The material below should be written out in full and exactly; pictures stay out of the copy.

+++++

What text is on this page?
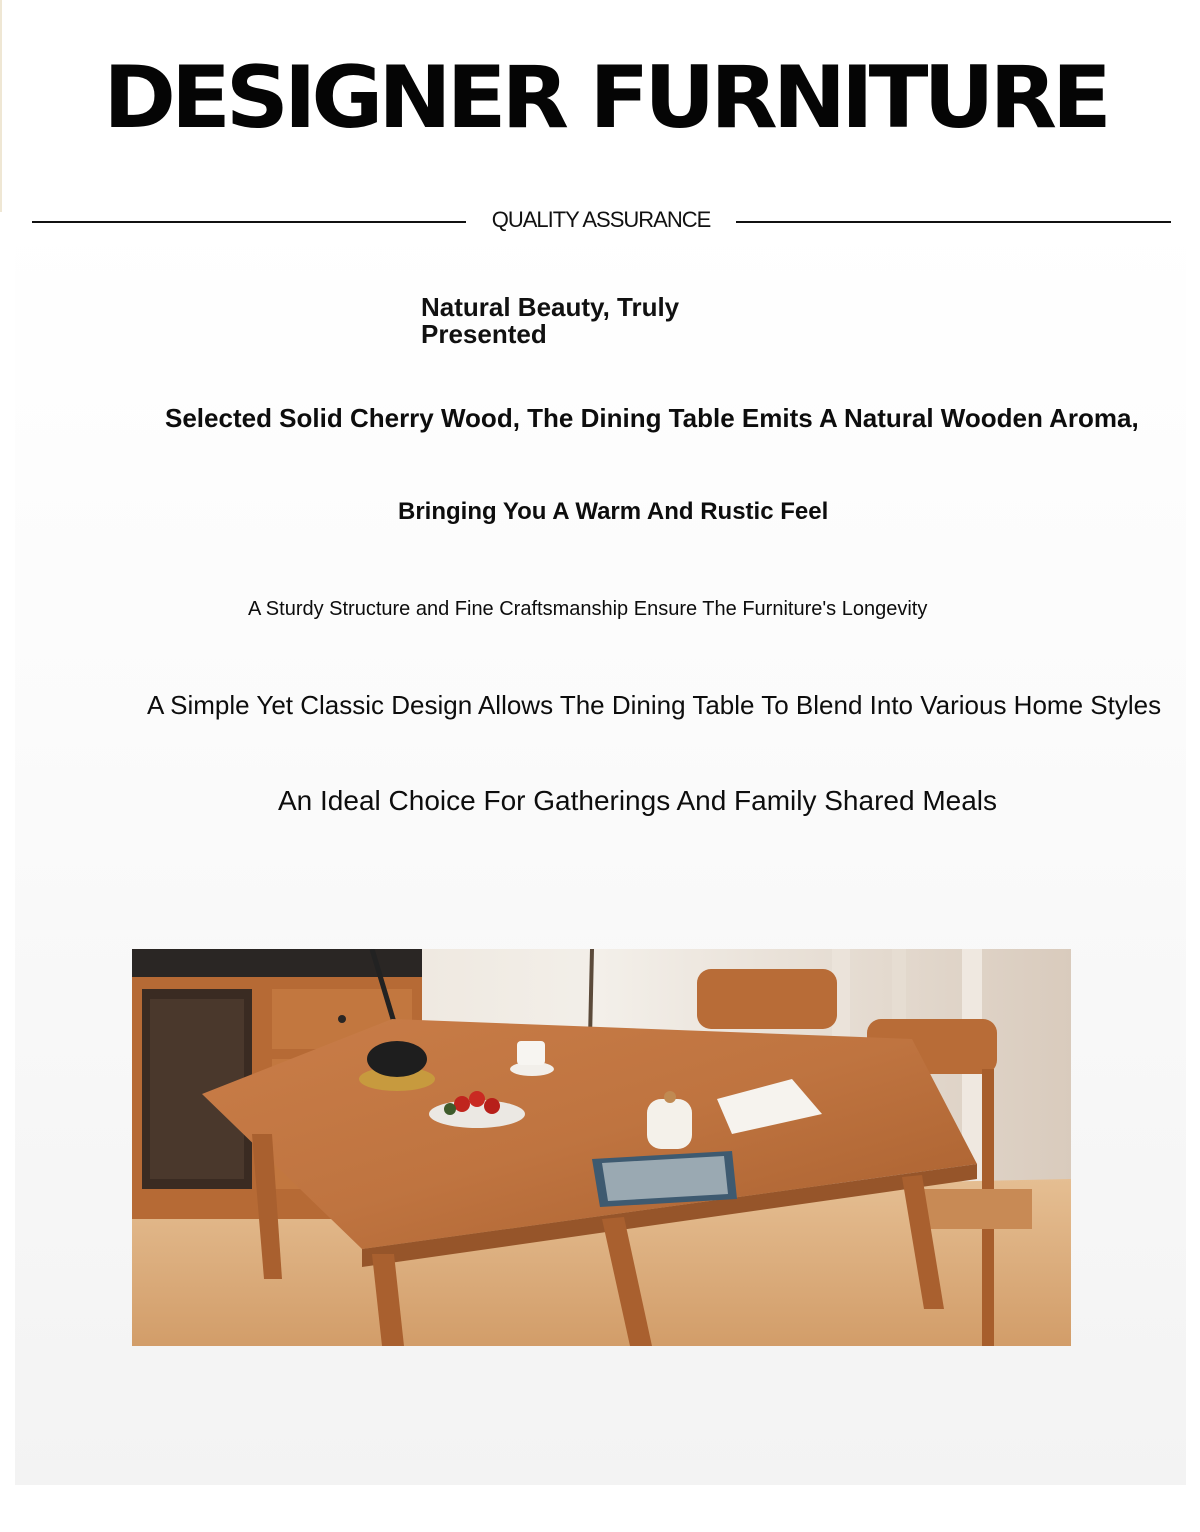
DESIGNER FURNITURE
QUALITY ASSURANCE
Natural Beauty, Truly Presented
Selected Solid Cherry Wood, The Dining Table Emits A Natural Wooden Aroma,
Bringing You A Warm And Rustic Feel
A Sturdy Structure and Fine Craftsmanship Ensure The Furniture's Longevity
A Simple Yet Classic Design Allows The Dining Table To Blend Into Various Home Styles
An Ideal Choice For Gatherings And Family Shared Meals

+++++

### [Solution to this exercise]
What text is on this page?
DESIGNER FURNITURE
QUALITY ASSURANCE
Natural Beauty, Truly Presented
Selected Solid Cherry Wood, The Dining Table Emits A Natural Wooden Aroma,
Bringing You A Warm And Rustic Feel
A Sturdy Structure and Fine Craftsmanship Ensure The Furniture's Longevity
A Simple Yet Classic Design Allows The Dining Table To Blend Into Various Home Styles
An Ideal Choice For Gatherings And Family Shared Meals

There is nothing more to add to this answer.